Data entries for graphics
§ §
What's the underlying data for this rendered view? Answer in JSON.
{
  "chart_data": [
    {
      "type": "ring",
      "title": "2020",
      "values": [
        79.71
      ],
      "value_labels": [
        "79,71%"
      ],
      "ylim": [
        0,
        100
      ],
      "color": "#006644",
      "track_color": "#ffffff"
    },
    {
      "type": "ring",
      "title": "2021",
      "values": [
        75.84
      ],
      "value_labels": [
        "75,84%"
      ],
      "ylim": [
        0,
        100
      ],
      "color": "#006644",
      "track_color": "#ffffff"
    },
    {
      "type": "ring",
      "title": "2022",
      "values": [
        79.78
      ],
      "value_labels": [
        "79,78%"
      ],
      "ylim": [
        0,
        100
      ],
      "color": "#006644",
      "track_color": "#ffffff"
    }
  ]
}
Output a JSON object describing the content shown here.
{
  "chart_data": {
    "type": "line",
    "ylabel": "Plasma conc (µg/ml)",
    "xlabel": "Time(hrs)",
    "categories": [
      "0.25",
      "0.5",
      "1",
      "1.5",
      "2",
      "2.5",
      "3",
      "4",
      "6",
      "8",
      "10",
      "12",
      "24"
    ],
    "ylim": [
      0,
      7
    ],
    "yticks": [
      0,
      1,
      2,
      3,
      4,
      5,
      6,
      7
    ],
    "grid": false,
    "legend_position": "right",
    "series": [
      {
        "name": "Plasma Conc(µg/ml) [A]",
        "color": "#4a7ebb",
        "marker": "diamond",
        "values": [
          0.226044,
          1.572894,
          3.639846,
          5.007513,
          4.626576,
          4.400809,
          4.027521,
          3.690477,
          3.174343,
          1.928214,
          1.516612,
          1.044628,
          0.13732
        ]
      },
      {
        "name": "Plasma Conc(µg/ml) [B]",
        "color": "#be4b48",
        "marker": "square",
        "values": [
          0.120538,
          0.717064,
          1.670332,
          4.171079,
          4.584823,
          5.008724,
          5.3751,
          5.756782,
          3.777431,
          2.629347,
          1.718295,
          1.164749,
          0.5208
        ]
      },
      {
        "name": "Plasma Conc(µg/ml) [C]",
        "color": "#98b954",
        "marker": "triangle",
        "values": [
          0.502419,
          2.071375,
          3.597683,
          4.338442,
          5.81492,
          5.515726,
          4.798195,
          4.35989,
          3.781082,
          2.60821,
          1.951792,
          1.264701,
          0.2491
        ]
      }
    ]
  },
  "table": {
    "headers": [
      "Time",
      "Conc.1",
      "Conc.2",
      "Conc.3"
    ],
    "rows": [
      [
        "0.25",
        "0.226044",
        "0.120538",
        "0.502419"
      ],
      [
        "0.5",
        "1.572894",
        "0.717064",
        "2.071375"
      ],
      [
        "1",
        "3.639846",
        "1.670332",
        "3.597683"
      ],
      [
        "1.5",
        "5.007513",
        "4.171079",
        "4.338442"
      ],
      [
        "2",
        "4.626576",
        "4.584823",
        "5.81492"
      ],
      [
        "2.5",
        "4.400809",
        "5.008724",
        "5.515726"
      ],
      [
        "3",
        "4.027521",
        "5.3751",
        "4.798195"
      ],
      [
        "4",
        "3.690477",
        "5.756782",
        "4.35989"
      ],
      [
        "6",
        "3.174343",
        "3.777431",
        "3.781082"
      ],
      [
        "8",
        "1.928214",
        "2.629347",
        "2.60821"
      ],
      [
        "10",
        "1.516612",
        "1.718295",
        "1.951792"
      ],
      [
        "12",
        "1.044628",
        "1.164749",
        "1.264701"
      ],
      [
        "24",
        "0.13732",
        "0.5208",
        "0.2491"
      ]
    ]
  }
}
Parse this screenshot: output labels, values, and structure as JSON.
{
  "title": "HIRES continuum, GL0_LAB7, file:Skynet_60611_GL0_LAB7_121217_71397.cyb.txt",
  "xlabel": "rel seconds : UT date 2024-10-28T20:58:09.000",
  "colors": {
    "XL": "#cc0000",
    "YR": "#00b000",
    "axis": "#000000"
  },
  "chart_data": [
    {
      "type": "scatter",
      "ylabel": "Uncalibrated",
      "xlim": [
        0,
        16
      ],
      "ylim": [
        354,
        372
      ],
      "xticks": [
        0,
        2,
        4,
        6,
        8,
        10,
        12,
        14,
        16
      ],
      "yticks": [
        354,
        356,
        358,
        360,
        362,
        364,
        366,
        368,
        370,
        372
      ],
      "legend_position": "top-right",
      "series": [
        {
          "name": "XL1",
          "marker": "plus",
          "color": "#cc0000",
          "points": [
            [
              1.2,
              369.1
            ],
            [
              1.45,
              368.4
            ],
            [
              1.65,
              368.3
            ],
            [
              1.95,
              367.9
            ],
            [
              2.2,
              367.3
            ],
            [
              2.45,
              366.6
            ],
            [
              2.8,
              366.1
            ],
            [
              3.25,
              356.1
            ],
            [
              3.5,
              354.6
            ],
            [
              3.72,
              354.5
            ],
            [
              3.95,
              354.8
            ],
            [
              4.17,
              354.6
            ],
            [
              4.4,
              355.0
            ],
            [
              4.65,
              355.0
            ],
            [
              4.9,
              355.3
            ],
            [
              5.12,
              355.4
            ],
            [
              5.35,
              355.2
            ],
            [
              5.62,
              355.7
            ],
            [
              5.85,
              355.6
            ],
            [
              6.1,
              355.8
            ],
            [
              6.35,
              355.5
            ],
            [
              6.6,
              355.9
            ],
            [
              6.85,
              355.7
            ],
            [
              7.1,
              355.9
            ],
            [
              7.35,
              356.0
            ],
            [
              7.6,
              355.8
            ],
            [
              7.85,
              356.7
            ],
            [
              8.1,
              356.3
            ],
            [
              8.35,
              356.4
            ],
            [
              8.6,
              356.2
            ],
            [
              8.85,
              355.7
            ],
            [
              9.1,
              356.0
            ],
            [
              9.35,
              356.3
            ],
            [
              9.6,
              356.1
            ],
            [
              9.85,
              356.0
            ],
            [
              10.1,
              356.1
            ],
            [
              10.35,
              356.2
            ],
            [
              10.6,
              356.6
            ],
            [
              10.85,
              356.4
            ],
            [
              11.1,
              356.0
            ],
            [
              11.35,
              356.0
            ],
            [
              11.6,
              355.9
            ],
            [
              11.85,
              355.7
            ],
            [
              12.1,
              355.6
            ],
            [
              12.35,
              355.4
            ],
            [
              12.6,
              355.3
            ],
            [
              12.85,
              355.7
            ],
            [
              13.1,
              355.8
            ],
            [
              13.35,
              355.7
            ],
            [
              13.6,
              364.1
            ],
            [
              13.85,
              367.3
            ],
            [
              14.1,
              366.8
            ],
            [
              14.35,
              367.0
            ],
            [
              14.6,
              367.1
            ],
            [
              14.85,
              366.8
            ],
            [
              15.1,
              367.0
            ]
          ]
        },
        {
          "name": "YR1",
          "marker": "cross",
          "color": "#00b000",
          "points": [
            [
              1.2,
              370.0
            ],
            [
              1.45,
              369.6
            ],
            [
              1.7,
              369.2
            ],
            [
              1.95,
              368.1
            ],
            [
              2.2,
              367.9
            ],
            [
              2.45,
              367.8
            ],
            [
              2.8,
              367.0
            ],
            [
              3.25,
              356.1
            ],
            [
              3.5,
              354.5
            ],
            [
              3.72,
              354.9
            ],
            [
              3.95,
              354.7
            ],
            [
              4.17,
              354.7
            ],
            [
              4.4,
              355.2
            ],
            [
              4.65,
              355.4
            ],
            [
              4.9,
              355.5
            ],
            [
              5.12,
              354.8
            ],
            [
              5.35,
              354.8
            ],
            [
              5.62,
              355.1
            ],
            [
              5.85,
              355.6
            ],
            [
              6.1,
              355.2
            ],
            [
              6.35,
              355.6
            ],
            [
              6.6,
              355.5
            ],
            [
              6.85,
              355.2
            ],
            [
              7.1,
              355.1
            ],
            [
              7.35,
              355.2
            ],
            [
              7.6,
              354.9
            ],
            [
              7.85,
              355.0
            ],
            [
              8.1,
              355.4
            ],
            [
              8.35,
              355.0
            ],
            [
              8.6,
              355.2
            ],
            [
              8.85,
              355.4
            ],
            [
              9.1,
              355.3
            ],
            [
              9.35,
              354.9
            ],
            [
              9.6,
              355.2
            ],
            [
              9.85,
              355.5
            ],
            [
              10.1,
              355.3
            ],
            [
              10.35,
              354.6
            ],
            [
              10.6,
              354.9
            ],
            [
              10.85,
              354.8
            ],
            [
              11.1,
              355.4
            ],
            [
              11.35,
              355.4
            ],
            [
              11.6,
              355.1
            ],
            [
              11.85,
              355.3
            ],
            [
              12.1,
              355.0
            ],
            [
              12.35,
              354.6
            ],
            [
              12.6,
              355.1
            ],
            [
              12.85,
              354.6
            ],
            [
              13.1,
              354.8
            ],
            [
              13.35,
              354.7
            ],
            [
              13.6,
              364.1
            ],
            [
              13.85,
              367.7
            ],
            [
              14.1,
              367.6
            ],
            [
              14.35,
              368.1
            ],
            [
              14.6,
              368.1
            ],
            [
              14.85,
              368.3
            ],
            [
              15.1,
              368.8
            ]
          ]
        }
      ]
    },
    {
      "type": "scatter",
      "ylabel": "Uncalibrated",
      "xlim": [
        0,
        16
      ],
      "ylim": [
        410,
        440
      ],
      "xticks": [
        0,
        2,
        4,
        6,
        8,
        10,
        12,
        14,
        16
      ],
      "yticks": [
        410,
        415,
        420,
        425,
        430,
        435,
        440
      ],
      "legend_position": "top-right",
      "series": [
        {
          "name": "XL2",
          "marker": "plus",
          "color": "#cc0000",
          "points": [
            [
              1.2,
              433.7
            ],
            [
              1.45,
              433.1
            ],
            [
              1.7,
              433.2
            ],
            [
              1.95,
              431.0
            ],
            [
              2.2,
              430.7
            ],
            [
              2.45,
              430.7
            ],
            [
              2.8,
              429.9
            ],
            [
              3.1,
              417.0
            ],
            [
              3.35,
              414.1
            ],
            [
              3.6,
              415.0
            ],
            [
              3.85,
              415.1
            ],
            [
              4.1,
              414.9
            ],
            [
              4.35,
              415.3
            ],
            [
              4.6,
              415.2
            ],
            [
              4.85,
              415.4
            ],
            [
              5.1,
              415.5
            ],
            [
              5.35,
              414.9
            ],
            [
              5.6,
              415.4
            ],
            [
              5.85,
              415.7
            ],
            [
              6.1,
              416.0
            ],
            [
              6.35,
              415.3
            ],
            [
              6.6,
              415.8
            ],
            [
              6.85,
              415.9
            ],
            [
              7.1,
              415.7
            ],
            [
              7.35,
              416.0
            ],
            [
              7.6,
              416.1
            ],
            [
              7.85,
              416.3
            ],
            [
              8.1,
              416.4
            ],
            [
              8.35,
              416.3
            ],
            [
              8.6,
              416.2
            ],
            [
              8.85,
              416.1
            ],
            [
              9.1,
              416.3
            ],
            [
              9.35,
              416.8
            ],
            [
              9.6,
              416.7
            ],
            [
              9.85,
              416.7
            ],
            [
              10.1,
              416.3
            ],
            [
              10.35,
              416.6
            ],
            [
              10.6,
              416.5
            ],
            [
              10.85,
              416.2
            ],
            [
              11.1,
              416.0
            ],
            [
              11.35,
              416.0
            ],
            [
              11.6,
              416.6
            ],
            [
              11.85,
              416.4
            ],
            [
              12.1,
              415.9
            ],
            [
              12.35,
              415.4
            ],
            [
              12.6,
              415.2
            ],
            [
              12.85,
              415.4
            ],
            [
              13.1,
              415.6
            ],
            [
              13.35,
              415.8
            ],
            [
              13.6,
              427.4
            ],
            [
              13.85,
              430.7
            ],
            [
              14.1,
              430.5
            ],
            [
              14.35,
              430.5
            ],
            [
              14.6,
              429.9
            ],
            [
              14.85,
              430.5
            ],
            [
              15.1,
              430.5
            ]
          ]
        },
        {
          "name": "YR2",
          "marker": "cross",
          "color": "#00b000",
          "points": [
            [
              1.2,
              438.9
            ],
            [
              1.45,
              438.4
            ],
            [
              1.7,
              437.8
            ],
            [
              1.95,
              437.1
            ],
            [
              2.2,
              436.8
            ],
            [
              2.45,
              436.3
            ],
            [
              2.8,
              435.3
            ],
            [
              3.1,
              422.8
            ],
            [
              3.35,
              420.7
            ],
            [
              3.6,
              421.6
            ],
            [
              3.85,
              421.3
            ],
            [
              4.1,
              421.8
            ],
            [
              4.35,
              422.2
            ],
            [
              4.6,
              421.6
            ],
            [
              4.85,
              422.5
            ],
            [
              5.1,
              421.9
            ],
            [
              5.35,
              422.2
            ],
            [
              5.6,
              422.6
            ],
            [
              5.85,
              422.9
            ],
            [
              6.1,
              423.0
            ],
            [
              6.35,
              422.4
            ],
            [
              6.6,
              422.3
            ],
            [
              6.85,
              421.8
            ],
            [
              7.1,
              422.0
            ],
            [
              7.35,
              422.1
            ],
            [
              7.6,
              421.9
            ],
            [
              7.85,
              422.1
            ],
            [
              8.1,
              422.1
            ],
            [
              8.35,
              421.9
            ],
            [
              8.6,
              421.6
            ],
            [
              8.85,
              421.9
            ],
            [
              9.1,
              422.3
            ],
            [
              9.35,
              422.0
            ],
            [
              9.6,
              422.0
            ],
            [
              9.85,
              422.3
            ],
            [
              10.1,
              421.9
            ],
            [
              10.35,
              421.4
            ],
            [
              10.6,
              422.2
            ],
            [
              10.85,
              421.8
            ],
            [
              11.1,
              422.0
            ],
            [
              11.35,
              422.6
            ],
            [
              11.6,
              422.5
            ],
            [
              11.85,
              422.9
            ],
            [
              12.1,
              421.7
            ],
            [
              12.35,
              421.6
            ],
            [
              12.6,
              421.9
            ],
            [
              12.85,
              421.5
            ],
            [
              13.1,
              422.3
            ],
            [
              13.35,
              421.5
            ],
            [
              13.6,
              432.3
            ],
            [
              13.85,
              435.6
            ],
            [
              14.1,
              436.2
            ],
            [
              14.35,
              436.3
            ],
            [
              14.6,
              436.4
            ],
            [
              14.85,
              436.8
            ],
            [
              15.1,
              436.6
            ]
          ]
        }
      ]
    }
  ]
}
§ §
▸ **TASK INSTRUCTIONS**
Count up every line above that has the word "JSON" in it; answer with the number alone.

▸ **SOLUTION FOR THIS TASK**
3